### Work to complete
Whenever a line contains the string "Windows", copy it out of the entries.

### Listed entries
— begin —

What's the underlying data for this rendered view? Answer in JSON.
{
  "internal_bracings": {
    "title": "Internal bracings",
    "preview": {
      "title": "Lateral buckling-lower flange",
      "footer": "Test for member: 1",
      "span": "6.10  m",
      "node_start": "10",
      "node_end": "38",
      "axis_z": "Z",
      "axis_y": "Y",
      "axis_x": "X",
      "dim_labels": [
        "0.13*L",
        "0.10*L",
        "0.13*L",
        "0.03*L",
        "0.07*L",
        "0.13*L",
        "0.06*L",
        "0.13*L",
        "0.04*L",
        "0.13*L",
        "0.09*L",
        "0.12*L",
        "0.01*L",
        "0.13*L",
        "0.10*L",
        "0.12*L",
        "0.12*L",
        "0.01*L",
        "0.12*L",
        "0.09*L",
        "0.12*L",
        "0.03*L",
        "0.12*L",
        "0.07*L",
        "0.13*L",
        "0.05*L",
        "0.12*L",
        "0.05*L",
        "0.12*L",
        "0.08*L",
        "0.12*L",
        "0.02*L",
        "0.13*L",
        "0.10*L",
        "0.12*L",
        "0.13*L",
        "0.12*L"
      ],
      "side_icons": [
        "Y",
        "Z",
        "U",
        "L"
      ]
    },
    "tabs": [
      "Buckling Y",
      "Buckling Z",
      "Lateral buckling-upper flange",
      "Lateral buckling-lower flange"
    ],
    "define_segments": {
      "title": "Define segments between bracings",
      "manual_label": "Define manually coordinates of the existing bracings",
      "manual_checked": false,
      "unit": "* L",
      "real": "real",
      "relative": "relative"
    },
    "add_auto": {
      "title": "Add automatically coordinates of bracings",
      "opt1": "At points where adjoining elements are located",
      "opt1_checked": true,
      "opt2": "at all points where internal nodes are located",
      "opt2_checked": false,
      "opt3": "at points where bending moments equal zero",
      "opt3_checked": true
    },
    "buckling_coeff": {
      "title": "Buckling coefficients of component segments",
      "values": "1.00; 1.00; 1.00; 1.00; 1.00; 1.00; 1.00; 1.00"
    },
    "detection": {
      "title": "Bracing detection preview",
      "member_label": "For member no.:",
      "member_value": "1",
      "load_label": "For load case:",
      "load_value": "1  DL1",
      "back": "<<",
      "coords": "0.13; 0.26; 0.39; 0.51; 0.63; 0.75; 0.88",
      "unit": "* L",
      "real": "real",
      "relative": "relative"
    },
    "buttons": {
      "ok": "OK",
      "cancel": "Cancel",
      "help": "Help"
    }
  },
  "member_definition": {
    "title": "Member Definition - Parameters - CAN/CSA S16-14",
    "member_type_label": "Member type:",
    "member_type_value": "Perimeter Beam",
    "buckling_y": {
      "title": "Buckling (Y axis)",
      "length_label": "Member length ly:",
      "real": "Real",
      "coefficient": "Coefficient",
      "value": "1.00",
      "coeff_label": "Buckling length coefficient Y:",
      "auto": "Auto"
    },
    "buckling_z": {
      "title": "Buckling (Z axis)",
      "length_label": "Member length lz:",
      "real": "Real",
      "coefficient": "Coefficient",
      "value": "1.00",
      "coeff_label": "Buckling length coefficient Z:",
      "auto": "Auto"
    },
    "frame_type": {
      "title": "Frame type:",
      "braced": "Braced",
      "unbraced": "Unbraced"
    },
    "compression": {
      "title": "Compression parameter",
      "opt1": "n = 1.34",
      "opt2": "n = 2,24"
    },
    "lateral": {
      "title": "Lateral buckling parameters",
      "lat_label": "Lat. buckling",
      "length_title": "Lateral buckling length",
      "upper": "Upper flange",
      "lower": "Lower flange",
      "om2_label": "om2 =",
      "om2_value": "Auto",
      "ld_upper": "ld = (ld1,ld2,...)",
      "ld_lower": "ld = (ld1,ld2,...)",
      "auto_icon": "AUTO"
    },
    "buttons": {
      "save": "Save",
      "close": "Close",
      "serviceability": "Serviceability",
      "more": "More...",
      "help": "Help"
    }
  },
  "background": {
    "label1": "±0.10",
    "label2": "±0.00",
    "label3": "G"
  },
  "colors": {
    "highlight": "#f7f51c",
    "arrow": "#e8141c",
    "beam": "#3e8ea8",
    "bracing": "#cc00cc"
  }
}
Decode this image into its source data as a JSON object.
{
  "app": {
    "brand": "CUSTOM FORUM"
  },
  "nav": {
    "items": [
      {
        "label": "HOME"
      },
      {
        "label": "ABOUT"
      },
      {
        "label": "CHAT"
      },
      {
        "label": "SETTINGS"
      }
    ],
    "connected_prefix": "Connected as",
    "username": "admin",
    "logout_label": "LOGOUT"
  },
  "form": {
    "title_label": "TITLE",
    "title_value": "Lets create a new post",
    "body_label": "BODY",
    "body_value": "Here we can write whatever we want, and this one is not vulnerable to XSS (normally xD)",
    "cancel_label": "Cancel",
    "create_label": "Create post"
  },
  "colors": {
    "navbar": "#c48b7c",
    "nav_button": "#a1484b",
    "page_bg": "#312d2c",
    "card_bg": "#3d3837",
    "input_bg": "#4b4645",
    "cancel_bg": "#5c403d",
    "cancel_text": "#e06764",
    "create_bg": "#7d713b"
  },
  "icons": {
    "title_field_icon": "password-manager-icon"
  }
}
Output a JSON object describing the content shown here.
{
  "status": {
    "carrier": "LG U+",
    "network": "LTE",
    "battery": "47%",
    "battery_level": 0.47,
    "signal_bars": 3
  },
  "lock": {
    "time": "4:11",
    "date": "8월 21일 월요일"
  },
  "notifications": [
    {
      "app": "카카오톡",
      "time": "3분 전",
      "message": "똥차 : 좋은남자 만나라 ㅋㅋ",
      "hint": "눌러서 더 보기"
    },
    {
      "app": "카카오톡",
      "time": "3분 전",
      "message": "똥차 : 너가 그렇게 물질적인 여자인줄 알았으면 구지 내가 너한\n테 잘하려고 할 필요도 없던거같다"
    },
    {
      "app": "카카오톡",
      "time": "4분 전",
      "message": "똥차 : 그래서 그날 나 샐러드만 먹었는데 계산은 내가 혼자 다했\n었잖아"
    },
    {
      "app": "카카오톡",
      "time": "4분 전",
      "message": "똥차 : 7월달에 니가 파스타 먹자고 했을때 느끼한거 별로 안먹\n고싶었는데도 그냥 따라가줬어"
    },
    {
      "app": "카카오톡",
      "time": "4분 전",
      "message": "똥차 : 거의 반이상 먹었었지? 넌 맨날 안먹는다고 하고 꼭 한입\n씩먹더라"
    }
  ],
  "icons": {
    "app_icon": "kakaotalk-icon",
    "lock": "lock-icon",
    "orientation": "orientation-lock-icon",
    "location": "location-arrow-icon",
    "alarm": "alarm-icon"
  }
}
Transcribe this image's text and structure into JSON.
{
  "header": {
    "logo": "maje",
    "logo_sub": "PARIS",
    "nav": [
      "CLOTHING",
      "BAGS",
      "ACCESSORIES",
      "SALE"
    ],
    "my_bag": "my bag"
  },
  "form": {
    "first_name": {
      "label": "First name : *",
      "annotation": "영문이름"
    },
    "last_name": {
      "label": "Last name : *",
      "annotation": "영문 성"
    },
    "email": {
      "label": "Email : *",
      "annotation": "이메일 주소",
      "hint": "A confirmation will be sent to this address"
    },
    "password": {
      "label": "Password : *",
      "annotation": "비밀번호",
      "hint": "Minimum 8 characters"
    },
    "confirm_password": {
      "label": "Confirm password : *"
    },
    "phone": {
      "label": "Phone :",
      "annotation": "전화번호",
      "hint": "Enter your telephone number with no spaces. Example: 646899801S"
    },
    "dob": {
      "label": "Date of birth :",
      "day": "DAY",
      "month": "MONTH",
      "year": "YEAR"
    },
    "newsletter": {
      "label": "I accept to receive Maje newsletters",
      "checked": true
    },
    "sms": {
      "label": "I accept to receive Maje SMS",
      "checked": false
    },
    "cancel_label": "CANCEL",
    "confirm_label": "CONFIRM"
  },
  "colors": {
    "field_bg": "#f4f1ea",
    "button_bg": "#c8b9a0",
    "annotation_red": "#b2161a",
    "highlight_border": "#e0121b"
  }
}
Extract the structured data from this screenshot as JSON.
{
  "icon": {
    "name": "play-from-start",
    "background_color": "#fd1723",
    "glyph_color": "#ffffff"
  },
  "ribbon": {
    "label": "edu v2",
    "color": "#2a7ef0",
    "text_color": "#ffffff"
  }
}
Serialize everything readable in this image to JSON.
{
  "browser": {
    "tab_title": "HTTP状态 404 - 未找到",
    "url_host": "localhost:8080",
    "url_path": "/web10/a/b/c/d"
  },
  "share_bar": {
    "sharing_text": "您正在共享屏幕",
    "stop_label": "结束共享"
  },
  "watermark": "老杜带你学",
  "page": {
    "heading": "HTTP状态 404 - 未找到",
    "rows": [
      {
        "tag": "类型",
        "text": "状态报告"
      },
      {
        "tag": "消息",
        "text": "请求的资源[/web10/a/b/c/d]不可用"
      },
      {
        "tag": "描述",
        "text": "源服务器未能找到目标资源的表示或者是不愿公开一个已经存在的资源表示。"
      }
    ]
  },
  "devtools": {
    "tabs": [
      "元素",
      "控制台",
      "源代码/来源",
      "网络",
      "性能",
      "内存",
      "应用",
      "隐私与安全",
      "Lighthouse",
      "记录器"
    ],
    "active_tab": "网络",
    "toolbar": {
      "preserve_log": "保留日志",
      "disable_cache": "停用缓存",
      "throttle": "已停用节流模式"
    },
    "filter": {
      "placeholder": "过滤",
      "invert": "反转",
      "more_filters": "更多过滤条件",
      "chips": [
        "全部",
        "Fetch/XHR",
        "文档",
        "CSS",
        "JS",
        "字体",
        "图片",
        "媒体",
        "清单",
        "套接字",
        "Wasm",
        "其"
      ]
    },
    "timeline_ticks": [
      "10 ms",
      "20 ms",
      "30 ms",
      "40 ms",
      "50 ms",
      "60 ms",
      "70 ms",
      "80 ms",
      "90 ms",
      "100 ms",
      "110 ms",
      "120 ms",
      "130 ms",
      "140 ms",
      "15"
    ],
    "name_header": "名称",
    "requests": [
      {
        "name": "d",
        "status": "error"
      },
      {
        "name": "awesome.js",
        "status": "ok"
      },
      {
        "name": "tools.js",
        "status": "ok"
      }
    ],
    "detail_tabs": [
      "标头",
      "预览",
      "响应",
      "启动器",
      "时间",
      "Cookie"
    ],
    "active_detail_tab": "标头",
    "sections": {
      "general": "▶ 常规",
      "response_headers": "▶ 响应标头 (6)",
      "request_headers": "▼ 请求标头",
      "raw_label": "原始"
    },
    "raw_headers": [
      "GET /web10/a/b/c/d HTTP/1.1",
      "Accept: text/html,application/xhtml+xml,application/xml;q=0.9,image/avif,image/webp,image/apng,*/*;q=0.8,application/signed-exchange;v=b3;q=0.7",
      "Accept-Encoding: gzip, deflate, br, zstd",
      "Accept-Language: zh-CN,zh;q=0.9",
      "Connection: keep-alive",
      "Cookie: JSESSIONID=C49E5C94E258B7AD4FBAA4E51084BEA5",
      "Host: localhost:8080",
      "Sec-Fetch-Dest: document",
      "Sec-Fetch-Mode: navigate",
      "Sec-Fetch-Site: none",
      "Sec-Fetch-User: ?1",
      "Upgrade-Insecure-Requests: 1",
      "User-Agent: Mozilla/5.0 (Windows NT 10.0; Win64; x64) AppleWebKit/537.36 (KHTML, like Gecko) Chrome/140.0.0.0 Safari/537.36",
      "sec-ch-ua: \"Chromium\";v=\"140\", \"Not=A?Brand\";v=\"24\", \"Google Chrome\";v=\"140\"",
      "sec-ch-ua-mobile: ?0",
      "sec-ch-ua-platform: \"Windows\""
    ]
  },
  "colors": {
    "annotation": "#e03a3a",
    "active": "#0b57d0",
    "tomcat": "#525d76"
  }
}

— end —

### Solution to the problem
      "User-Agent: Mozilla/5.0 (Windows NT 10.0; Win64; x64) AppleWebKit/537.36 (KHTML, like Gecko) Chrome/140.0.0.0 Safari/537.36",
      "sec-ch-ua-platform: \"Windows\""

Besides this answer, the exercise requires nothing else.